* PROBLEM *
Pull out every line with the word "background".

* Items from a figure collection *
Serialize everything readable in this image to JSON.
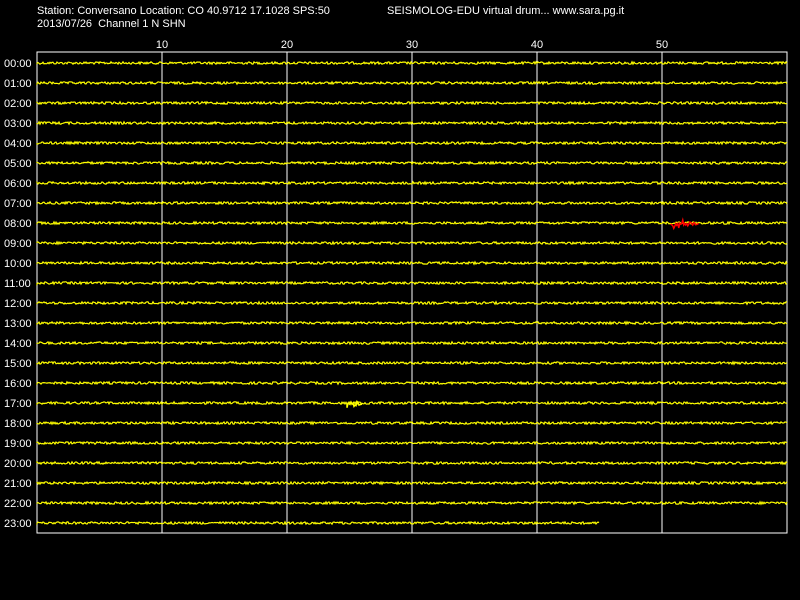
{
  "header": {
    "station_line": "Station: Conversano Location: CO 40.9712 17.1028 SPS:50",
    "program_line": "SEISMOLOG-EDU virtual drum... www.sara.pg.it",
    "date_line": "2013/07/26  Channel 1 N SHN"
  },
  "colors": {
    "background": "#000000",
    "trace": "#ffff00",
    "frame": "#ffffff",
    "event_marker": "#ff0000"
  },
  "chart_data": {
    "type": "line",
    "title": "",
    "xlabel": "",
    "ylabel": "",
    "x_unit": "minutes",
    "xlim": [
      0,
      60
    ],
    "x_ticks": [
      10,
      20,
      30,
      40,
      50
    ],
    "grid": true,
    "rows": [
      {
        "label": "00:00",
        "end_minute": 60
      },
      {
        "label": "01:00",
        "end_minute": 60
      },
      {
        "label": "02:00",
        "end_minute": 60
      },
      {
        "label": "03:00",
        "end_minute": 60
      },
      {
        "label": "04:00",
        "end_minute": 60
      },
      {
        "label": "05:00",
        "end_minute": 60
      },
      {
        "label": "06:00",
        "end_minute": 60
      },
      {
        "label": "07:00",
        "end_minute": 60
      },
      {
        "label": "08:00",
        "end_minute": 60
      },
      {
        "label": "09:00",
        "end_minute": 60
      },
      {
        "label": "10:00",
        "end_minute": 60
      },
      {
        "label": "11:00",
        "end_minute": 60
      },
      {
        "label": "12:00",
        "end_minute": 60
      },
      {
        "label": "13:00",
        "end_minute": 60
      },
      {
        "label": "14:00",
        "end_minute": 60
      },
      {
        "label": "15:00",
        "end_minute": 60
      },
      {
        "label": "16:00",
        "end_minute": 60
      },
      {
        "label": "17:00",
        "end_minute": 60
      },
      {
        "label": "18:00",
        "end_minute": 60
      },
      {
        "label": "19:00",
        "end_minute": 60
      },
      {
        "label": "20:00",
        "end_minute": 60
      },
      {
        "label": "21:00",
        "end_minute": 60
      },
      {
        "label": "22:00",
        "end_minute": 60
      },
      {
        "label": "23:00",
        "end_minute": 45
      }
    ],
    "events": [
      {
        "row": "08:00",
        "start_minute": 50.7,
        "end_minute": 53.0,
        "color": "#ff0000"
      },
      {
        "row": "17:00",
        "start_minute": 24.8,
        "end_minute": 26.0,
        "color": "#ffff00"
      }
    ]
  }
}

==

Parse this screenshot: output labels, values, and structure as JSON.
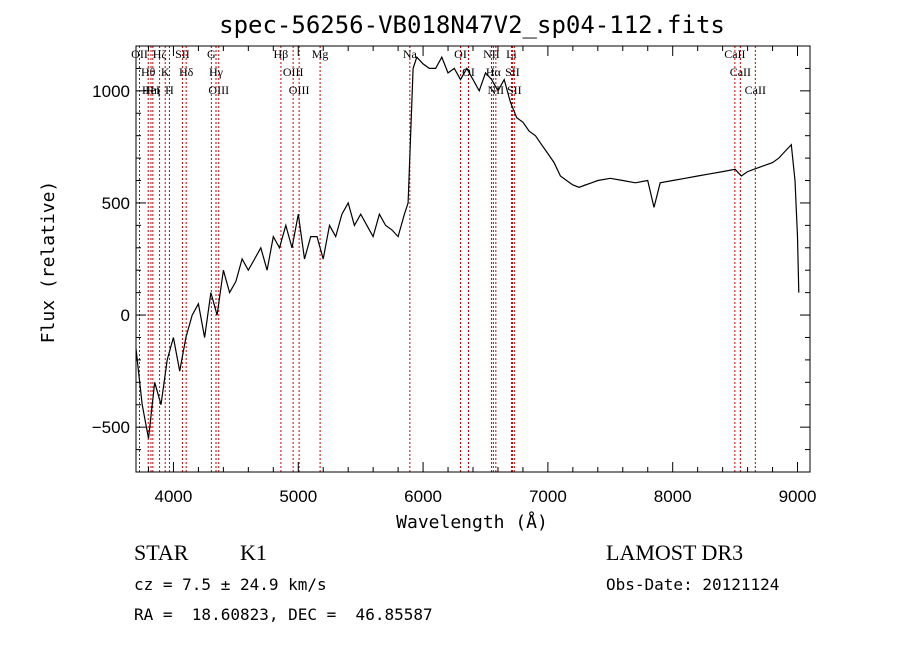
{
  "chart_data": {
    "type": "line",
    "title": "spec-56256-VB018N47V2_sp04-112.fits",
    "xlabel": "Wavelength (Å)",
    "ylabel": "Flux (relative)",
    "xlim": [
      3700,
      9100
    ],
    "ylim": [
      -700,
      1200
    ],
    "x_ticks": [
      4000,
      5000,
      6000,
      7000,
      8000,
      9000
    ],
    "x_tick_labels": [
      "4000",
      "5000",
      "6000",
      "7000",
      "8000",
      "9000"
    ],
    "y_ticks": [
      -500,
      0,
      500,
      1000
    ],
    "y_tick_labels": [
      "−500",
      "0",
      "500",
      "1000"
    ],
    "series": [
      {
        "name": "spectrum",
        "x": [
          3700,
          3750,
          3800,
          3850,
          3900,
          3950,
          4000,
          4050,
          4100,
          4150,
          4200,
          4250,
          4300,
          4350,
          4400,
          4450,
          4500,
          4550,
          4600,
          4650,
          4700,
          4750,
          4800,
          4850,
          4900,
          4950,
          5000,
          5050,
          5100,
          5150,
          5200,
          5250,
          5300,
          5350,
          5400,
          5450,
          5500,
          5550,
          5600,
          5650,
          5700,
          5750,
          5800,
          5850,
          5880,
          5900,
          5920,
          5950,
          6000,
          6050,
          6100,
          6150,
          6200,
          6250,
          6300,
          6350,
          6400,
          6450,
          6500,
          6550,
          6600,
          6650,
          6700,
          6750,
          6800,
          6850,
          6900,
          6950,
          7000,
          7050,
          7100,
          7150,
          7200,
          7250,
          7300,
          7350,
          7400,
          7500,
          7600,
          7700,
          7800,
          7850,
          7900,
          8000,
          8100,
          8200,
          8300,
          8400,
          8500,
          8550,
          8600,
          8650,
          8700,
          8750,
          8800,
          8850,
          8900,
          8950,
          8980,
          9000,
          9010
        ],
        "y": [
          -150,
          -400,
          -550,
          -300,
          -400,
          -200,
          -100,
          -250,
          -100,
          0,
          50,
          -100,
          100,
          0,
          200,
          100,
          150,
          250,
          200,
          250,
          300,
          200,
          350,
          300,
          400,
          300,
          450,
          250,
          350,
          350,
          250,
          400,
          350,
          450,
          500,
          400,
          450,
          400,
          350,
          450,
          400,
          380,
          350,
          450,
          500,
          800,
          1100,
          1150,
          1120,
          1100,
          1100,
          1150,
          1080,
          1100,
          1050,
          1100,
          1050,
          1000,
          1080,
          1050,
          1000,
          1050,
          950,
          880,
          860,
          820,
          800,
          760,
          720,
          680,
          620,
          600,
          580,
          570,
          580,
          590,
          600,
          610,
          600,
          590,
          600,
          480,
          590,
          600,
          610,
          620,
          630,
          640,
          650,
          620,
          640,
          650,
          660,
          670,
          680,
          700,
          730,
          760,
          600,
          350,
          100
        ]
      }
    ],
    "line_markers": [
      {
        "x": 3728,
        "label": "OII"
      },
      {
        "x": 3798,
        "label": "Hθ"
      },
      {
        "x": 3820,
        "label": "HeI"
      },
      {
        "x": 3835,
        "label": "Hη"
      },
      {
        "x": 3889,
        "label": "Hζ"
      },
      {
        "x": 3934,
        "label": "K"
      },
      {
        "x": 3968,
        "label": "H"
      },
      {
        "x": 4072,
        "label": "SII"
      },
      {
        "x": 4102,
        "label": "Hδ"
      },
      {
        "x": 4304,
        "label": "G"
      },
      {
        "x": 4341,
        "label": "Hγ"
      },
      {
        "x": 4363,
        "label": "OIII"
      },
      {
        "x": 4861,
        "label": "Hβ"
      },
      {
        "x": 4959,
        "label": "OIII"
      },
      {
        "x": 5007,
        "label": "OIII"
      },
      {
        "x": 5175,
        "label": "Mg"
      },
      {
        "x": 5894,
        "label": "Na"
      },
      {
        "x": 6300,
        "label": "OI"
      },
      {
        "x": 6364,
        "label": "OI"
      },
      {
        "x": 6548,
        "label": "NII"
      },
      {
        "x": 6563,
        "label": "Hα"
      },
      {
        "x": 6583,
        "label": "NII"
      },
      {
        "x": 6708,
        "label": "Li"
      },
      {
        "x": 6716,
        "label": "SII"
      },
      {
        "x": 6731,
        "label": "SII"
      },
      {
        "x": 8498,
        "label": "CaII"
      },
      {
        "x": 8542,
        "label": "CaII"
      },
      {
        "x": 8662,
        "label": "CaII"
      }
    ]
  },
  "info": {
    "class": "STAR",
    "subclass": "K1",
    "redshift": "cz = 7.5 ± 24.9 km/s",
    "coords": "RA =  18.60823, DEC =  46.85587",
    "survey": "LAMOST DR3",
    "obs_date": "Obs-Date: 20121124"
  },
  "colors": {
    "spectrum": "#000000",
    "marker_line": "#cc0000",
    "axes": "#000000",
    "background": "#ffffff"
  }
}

* SOLUTION FOR THIS EXERCISE *
    "background": "#000000",
    "background": "#ffffff"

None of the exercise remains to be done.